CHALLENGE: All lines featuring the string "prises" are to be listed.
•••
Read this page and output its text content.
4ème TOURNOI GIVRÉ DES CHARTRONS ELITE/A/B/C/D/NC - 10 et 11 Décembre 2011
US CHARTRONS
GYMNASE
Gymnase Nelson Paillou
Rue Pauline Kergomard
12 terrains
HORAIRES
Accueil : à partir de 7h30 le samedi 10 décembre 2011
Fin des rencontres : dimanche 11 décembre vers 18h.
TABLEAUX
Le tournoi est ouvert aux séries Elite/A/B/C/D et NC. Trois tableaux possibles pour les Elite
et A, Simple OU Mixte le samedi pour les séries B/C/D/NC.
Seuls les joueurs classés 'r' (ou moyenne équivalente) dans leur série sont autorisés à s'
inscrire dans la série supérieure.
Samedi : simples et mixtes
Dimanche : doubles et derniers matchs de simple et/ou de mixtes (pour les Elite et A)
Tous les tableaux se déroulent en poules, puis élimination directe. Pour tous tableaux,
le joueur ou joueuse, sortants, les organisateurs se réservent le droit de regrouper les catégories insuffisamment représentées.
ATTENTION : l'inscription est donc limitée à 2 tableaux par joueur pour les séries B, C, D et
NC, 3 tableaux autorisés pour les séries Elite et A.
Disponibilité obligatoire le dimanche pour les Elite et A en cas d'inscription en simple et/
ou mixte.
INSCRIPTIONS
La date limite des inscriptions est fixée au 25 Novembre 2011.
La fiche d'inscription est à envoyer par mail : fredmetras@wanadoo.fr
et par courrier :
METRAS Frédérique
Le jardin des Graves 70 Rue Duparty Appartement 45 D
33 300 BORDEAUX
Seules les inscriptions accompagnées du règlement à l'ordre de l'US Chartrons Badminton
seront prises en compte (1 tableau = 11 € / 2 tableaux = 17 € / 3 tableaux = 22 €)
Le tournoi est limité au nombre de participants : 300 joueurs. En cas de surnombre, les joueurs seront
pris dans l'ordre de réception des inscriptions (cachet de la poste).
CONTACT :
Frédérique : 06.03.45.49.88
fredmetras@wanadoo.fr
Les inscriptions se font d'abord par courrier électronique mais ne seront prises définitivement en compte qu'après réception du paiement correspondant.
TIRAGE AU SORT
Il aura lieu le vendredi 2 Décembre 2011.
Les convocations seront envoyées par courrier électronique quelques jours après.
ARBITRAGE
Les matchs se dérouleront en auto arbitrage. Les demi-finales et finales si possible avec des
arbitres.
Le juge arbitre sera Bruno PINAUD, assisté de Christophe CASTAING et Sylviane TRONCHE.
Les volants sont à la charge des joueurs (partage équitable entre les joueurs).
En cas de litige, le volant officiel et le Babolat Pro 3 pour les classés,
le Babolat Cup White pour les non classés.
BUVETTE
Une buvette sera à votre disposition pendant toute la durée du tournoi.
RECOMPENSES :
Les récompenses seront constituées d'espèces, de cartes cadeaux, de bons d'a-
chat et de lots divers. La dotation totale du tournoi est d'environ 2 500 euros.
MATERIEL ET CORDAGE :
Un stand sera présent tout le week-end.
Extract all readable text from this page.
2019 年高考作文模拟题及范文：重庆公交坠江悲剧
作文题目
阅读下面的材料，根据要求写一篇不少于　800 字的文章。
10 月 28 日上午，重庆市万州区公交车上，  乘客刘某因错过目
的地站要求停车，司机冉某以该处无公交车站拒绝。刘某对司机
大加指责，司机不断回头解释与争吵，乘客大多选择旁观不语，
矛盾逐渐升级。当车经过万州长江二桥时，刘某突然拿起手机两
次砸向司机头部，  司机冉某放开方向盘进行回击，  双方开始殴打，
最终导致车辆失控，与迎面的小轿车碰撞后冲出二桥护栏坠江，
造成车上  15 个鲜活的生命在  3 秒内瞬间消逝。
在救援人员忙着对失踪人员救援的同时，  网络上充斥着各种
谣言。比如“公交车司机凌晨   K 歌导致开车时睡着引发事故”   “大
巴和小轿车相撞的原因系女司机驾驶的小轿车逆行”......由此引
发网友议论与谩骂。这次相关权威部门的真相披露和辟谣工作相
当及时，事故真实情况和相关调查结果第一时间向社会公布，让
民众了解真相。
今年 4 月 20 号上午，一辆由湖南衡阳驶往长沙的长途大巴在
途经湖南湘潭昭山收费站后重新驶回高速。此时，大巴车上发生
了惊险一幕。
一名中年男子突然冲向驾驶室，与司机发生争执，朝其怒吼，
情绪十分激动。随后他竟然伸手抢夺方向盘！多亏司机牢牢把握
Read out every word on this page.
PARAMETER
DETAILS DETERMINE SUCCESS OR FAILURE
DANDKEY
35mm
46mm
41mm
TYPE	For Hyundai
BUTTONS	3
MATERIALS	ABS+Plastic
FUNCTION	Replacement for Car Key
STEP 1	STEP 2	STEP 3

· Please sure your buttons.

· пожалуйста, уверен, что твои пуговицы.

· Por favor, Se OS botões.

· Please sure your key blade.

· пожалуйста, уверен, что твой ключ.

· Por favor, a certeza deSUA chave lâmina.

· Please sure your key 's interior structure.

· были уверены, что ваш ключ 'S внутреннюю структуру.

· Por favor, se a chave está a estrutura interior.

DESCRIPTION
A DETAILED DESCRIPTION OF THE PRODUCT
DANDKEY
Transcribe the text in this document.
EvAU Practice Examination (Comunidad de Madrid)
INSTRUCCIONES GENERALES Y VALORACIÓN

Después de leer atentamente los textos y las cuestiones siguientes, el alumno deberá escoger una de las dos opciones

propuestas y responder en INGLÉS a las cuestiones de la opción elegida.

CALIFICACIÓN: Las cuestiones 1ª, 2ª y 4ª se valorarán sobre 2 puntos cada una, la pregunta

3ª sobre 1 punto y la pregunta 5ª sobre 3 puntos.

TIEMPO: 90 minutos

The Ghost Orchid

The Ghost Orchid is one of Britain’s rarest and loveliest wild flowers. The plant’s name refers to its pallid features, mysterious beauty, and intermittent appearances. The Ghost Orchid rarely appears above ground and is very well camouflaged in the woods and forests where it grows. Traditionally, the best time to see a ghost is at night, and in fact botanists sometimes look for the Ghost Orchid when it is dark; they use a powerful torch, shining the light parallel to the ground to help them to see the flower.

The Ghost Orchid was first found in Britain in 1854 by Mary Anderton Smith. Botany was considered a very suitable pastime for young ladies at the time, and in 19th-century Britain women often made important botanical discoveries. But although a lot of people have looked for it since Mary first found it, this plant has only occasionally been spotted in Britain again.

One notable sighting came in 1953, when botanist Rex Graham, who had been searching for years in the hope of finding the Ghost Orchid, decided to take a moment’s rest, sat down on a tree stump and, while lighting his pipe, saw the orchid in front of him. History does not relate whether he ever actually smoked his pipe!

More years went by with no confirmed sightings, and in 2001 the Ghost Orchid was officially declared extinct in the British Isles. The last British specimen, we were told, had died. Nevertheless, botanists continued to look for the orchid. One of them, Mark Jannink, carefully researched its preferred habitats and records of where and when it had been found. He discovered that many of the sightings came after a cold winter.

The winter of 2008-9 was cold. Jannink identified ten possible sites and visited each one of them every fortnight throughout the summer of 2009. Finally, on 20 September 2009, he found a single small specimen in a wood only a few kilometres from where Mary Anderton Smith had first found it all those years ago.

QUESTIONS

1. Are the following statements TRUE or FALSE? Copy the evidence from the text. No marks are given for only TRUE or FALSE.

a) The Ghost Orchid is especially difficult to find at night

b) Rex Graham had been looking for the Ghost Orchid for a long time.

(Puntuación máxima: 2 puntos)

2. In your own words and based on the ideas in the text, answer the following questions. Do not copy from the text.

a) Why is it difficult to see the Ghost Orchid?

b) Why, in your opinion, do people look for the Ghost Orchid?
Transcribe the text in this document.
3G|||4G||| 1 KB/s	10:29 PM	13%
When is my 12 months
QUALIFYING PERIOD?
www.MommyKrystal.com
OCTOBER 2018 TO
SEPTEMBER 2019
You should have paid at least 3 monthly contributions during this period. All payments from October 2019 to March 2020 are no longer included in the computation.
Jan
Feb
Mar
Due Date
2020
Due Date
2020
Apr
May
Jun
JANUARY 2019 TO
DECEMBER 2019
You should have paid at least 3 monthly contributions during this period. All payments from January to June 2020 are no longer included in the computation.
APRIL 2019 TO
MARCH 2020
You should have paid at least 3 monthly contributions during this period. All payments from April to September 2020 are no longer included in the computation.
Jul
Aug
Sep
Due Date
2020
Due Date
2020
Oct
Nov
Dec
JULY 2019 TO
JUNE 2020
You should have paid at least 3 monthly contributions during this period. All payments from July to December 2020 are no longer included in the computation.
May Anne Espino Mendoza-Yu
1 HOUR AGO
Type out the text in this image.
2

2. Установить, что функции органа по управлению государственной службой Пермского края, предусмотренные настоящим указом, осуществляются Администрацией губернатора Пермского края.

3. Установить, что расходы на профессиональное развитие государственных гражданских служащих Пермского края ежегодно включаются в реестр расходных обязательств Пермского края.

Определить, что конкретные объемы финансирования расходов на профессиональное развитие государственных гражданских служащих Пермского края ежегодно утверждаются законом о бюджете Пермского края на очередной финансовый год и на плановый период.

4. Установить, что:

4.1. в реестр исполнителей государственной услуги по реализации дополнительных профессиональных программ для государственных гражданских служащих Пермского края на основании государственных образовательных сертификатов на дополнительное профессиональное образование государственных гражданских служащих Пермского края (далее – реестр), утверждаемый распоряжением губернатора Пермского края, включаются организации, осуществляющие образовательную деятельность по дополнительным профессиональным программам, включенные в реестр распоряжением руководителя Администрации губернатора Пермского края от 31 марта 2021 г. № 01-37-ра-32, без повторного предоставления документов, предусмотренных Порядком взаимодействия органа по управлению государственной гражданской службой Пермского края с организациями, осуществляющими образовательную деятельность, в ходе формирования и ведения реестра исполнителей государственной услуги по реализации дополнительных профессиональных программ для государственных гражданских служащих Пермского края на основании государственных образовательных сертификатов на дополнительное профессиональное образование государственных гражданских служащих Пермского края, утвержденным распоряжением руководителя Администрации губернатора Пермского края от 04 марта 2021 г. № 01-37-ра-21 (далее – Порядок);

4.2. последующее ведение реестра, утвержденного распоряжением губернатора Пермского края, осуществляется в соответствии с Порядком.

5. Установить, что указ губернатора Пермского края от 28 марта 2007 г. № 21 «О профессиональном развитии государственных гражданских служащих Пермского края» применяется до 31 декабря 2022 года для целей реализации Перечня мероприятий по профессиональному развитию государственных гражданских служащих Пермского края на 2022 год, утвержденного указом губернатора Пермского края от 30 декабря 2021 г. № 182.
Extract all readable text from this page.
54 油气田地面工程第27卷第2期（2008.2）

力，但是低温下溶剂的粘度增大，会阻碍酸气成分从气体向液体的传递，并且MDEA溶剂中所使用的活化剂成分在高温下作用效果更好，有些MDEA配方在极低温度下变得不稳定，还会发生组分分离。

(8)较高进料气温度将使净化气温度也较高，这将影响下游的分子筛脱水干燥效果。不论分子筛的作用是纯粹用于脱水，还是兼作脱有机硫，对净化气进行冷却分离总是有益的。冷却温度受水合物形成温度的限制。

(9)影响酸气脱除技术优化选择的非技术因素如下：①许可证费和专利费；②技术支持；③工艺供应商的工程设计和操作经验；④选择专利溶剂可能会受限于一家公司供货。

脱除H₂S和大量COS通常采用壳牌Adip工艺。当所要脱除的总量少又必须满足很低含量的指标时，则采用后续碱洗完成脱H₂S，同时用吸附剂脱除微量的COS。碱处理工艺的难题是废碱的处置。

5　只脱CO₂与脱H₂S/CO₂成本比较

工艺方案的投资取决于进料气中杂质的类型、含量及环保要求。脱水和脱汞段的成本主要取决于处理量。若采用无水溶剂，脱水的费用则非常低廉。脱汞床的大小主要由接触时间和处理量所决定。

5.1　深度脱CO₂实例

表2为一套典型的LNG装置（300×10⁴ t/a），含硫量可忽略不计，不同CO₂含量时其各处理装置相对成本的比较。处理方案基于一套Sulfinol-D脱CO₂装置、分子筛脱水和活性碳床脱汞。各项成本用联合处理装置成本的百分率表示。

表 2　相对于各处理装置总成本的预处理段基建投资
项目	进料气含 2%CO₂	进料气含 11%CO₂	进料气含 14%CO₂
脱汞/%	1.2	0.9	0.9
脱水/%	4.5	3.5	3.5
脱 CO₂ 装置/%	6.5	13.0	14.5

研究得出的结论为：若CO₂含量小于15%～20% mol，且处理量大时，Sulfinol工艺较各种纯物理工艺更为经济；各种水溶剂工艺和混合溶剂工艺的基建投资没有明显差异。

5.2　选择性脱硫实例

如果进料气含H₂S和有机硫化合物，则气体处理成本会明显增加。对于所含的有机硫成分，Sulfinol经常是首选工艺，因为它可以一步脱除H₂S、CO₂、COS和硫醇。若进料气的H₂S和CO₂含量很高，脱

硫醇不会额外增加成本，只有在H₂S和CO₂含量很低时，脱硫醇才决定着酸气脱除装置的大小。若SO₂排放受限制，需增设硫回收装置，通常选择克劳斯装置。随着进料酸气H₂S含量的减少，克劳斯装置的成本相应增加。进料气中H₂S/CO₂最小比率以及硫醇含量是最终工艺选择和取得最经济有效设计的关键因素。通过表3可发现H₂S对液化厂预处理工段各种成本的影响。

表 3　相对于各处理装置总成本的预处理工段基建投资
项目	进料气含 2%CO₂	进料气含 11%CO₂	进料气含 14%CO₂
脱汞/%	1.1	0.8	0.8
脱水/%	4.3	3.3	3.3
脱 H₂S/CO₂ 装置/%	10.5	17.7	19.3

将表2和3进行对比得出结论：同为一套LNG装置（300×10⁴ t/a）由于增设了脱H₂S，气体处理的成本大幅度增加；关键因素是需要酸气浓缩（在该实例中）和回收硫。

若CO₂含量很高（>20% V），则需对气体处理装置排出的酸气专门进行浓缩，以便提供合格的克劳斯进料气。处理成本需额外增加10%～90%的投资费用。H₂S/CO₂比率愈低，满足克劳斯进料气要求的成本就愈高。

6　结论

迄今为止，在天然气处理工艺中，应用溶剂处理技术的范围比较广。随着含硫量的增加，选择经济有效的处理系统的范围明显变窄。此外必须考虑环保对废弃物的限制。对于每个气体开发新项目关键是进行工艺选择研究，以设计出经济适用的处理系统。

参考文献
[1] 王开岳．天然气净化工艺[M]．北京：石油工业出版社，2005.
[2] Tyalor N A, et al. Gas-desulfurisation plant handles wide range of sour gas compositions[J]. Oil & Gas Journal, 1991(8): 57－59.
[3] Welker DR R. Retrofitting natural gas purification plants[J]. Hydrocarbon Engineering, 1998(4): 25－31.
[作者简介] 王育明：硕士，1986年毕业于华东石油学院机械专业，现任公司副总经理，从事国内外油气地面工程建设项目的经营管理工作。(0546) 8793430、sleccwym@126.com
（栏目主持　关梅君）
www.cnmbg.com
•••
WRITTEN SOLUTION:
seront prises en compte (1 tableau = 11 € / 2 tableaux = 17 € / 3 tableaux = 22 €)
Les inscriptions se font d'abord par courrier électronique mais ne seront prises définitivement en compte qu'après réception du paiement correspondant.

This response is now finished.